Swap "interactable" for "clickable" in the listing lines starting at the one containing "List all visible" and ending at the one containing "clue-number-56: 56 — [56, 160, 61, 164]". Return only those lines, with nothing else changed.

(Element location data)
╭──

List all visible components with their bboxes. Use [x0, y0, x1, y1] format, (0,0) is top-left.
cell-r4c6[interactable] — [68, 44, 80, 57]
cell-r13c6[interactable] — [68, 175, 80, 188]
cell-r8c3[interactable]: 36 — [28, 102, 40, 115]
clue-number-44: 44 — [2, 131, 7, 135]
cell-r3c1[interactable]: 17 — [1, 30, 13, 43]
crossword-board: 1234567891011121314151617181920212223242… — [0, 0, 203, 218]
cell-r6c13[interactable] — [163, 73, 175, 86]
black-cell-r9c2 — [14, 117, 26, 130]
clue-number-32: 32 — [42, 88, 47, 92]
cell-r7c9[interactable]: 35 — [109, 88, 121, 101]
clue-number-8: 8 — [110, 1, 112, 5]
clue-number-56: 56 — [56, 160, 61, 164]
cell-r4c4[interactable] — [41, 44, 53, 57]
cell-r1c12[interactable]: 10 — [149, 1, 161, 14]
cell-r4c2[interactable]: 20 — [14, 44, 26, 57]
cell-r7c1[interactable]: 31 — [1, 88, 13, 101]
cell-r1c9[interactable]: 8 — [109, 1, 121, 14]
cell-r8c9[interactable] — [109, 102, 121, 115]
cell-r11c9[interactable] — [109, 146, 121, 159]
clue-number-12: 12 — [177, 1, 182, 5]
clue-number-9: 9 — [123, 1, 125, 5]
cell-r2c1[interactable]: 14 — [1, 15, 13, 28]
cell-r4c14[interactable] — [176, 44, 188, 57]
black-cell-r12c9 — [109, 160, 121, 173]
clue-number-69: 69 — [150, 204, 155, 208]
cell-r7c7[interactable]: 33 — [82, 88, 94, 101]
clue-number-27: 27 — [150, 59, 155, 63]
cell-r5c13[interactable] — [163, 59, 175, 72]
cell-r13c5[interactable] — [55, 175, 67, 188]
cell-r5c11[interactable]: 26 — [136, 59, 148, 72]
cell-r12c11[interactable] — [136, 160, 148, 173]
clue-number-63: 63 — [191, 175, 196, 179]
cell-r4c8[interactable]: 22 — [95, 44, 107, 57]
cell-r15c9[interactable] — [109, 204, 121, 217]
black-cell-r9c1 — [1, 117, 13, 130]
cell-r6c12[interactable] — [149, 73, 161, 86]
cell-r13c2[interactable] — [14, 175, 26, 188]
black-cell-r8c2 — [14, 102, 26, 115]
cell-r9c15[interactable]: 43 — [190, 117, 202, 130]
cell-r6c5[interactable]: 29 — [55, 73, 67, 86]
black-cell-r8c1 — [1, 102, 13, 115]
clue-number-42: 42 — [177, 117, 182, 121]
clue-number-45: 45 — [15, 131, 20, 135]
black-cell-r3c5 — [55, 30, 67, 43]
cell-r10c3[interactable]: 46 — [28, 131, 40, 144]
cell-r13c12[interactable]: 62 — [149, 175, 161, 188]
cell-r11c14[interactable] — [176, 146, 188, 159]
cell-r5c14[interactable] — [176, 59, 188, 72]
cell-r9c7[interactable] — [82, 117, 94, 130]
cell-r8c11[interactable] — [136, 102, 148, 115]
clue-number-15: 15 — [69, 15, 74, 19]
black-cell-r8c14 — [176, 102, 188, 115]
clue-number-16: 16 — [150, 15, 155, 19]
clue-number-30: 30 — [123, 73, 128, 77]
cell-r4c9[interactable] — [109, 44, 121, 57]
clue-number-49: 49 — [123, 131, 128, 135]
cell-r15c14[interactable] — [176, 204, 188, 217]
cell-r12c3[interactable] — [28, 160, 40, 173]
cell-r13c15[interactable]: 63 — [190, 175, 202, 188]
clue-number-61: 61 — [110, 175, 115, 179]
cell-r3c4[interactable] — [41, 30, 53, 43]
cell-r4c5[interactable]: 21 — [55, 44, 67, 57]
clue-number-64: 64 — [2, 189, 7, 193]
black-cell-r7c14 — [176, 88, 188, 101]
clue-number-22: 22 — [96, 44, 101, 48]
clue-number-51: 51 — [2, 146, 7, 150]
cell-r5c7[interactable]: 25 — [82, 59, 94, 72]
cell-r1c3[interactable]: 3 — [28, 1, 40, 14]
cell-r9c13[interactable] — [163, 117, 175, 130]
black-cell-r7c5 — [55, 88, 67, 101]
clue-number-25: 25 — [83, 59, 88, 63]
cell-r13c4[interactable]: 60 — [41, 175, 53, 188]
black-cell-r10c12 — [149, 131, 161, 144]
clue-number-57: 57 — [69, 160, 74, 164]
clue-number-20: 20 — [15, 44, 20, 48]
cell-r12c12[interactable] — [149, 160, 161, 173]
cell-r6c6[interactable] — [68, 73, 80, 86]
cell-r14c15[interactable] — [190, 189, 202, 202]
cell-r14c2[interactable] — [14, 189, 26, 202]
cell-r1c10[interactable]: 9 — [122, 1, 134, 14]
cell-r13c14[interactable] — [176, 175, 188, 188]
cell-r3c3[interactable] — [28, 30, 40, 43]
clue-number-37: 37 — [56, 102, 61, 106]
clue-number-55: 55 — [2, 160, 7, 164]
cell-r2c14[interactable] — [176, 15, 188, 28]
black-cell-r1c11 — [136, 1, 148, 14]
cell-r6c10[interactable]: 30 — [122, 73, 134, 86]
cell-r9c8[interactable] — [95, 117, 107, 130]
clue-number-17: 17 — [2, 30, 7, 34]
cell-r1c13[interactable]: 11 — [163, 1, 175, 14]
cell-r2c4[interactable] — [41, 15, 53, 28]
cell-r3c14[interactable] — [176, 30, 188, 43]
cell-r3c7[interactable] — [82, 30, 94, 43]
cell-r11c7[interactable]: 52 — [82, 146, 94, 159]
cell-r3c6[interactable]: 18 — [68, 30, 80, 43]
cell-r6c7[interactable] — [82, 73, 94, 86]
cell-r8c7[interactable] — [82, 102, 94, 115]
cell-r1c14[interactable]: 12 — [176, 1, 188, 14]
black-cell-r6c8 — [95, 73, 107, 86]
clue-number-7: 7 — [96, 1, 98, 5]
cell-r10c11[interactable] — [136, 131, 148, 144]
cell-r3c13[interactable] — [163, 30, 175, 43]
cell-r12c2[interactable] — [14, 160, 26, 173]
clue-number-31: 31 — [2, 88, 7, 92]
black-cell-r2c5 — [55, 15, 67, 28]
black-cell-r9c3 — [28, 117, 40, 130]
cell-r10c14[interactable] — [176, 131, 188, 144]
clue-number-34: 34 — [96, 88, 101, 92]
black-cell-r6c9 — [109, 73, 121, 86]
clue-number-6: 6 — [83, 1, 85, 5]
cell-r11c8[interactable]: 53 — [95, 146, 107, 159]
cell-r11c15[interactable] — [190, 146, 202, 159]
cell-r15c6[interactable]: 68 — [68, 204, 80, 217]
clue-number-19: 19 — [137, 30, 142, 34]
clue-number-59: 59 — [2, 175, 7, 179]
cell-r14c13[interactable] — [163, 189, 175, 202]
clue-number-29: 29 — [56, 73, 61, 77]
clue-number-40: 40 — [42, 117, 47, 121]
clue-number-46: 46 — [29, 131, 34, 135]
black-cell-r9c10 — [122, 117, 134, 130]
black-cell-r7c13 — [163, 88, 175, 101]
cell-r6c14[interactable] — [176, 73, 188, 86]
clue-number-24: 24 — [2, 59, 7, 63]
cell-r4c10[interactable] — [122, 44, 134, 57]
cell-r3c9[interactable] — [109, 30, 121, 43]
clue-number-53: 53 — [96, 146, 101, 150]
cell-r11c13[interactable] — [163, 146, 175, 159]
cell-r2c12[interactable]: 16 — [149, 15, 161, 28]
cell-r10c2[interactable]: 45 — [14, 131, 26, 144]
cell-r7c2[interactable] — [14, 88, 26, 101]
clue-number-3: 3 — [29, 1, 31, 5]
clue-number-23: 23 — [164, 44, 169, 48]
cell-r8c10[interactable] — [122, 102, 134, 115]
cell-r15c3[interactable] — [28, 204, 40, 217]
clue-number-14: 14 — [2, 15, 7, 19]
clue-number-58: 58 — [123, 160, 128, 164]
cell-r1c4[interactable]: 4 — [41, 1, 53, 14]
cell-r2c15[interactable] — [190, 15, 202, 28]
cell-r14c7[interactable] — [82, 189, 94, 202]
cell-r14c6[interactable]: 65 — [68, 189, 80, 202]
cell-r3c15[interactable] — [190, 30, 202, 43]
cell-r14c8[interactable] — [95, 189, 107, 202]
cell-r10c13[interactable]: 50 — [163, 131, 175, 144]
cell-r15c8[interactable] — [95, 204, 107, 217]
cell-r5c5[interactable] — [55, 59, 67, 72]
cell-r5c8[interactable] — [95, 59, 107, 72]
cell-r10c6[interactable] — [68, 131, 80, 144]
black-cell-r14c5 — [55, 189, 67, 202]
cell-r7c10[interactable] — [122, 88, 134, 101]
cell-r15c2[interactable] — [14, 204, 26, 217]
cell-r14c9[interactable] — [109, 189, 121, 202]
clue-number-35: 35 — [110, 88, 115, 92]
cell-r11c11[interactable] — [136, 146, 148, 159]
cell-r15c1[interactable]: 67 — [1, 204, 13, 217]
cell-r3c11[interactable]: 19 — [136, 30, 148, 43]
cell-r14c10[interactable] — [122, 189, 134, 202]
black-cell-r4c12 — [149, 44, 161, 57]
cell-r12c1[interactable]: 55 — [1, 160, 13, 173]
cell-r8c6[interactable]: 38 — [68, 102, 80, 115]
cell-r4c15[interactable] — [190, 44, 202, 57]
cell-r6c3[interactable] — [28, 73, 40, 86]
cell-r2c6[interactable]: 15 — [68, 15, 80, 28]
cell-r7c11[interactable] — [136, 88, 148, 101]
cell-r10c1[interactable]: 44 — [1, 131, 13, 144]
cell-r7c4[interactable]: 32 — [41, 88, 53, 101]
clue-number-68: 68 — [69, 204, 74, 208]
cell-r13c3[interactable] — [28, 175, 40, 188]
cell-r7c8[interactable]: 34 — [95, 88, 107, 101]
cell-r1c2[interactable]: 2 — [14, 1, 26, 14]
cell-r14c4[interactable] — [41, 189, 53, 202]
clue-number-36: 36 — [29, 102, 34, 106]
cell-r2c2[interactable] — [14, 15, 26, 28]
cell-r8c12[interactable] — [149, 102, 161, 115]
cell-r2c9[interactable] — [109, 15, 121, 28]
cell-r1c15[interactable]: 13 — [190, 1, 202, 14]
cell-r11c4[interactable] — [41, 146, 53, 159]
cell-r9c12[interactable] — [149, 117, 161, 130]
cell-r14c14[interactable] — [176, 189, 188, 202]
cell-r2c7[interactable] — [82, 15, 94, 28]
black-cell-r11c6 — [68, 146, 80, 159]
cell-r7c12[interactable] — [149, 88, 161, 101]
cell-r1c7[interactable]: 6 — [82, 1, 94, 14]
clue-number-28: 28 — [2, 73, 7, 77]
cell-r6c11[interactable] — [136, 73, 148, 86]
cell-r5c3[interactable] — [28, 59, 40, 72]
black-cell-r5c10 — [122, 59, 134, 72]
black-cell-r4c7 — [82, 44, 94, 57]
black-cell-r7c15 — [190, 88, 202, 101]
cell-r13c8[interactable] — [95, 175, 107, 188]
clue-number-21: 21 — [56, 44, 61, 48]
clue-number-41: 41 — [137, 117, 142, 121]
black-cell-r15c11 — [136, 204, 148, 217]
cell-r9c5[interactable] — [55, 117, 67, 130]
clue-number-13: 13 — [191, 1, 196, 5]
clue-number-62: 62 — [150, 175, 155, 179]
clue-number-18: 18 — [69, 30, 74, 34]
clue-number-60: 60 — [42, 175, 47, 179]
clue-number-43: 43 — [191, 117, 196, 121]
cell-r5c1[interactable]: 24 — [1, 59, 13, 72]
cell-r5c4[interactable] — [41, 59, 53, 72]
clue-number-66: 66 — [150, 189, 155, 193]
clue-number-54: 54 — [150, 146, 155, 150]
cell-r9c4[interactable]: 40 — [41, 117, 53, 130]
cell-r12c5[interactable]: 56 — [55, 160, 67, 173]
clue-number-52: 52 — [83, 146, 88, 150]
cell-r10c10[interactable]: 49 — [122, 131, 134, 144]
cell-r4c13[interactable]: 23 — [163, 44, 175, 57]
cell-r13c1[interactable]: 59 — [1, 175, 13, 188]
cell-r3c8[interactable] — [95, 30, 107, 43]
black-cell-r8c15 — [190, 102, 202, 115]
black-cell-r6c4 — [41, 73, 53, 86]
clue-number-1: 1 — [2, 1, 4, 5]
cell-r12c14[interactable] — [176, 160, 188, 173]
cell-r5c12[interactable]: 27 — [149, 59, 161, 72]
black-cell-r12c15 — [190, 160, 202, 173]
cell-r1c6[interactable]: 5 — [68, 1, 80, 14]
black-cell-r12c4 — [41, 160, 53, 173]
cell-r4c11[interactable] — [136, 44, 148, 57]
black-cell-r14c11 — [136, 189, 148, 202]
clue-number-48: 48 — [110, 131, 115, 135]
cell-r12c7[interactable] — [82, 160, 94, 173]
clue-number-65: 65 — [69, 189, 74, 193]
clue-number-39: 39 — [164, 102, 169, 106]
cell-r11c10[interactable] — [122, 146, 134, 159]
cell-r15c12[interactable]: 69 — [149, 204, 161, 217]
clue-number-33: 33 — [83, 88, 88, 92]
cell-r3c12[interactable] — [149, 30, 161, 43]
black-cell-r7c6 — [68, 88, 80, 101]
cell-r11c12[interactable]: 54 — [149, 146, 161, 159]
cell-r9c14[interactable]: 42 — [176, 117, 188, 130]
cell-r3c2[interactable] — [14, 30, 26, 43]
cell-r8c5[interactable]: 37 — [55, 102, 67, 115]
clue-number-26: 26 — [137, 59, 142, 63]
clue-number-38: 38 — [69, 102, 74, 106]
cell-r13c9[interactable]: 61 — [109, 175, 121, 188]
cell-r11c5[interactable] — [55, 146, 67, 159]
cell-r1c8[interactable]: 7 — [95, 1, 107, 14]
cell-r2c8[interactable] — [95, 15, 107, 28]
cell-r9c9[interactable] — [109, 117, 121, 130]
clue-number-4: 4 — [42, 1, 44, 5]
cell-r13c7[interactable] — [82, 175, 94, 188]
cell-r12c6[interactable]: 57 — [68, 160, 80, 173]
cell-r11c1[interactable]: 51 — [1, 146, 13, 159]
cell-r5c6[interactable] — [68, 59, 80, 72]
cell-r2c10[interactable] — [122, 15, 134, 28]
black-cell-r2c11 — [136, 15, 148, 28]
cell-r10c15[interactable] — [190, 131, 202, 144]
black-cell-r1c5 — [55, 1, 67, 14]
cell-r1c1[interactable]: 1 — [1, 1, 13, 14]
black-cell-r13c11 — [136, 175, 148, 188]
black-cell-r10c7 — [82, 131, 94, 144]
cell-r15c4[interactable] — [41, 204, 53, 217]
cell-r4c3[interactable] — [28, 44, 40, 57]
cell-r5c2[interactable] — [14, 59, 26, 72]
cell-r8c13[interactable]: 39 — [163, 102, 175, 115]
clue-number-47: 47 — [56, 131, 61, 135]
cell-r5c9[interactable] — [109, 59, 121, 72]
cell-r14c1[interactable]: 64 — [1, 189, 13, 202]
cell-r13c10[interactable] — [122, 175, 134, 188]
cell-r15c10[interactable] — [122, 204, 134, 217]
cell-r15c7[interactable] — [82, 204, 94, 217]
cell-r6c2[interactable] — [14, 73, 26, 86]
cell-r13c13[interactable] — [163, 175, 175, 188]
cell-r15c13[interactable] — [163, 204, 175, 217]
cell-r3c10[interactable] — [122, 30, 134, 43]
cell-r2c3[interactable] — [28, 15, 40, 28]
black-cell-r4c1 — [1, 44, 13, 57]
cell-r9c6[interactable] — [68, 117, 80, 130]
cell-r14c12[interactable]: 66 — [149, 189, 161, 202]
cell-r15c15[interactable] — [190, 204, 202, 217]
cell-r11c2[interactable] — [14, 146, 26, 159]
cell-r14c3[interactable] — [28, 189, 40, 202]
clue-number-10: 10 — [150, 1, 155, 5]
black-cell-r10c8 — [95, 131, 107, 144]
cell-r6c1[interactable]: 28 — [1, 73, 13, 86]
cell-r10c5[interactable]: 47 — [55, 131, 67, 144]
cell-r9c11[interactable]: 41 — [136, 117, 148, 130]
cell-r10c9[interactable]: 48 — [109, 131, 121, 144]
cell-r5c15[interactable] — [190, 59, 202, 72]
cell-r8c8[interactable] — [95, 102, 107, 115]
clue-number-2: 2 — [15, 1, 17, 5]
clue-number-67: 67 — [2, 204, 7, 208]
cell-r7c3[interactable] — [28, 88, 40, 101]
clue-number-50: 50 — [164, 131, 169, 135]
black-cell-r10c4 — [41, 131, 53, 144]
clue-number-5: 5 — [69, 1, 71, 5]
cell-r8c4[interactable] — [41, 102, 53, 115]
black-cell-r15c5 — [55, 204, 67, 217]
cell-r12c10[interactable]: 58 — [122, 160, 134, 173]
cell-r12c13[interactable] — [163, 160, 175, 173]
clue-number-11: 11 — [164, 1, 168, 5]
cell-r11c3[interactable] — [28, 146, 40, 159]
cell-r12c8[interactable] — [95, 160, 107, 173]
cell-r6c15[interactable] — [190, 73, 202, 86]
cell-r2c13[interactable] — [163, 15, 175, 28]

╰──
╭──

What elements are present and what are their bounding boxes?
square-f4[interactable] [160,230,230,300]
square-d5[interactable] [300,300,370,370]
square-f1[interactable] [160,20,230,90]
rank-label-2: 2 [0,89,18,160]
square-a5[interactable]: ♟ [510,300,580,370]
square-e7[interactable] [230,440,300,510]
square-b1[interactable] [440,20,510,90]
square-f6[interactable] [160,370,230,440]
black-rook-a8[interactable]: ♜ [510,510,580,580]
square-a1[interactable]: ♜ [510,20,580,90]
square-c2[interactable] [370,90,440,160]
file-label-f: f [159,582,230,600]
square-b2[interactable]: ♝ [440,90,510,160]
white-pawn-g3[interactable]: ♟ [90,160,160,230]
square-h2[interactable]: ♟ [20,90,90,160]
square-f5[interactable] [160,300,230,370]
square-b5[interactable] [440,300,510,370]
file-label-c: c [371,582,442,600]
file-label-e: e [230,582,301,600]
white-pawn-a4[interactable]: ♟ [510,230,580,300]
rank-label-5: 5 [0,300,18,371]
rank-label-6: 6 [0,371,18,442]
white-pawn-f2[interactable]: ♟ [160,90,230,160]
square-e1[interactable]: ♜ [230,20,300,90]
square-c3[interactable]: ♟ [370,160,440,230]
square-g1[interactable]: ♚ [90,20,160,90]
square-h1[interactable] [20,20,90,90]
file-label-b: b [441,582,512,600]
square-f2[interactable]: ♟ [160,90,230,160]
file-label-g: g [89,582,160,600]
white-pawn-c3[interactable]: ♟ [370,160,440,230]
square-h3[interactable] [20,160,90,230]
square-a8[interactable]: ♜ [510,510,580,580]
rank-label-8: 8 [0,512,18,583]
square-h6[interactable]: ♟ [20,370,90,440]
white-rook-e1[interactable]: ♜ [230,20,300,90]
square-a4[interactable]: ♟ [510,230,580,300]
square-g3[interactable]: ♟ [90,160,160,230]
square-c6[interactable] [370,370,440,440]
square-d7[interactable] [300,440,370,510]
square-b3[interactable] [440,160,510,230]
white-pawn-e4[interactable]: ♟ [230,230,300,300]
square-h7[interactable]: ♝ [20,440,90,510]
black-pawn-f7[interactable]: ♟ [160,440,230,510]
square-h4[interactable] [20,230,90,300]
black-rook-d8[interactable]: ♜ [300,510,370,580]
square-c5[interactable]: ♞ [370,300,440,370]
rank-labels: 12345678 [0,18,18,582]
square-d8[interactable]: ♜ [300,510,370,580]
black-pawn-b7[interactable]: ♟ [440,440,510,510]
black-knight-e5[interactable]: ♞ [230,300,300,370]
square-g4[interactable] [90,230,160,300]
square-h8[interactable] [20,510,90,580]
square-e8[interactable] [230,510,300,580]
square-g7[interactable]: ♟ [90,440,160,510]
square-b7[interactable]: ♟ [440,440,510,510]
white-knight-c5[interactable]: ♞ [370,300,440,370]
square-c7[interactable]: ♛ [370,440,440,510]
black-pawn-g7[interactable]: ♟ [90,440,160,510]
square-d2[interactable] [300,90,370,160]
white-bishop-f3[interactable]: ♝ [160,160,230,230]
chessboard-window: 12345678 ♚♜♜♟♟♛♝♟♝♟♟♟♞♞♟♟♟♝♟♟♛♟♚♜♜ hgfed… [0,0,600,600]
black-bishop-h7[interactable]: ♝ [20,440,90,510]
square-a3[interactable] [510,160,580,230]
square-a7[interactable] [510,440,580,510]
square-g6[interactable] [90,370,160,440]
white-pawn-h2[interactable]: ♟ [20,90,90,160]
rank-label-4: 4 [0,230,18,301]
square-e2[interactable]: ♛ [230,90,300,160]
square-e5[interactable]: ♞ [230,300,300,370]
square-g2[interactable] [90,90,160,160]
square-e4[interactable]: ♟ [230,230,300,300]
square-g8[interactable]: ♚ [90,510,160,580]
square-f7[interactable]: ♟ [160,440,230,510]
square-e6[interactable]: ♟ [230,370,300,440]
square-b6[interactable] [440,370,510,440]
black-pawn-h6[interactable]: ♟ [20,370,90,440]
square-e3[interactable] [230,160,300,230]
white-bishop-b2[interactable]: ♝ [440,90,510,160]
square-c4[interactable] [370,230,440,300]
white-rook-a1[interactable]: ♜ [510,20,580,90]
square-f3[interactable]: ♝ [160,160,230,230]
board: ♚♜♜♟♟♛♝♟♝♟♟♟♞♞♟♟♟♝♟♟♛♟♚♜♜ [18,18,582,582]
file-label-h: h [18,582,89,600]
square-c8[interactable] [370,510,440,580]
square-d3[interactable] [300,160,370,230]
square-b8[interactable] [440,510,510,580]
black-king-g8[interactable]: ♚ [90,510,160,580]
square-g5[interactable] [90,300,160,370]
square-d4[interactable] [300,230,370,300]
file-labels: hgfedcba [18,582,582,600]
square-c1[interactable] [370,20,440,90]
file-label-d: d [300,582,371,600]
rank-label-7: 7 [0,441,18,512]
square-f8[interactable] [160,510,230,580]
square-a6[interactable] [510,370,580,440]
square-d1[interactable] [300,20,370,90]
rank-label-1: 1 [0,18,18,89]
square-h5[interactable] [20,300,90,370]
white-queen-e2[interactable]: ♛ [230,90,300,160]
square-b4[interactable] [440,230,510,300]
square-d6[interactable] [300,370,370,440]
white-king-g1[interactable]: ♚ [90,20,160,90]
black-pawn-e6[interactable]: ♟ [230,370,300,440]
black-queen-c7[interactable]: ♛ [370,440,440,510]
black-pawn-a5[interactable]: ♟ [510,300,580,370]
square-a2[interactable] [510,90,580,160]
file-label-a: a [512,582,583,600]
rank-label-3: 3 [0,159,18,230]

╰──

→ **Full response**:
List all visible components with their bboxes. Use [x0, y0, x1, y1] format, (0,0) is top-left.
cell-r4c6[clickable] — [68, 44, 80, 57]
cell-r13c6[clickable] — [68, 175, 80, 188]
cell-r8c3[clickable]: 36 — [28, 102, 40, 115]
clue-number-44: 44 — [2, 131, 7, 135]
cell-r3c1[clickable]: 17 — [1, 30, 13, 43]
crossword-board: 1234567891011121314151617181920212223242… — [0, 0, 203, 218]
cell-r6c13[clickable] — [163, 73, 175, 86]
black-cell-r9c2 — [14, 117, 26, 130]
clue-number-32: 32 — [42, 88, 47, 92]
cell-r7c9[clickable]: 35 — [109, 88, 121, 101]
clue-number-8: 8 — [110, 1, 112, 5]
clue-number-56: 56 — [56, 160, 61, 164]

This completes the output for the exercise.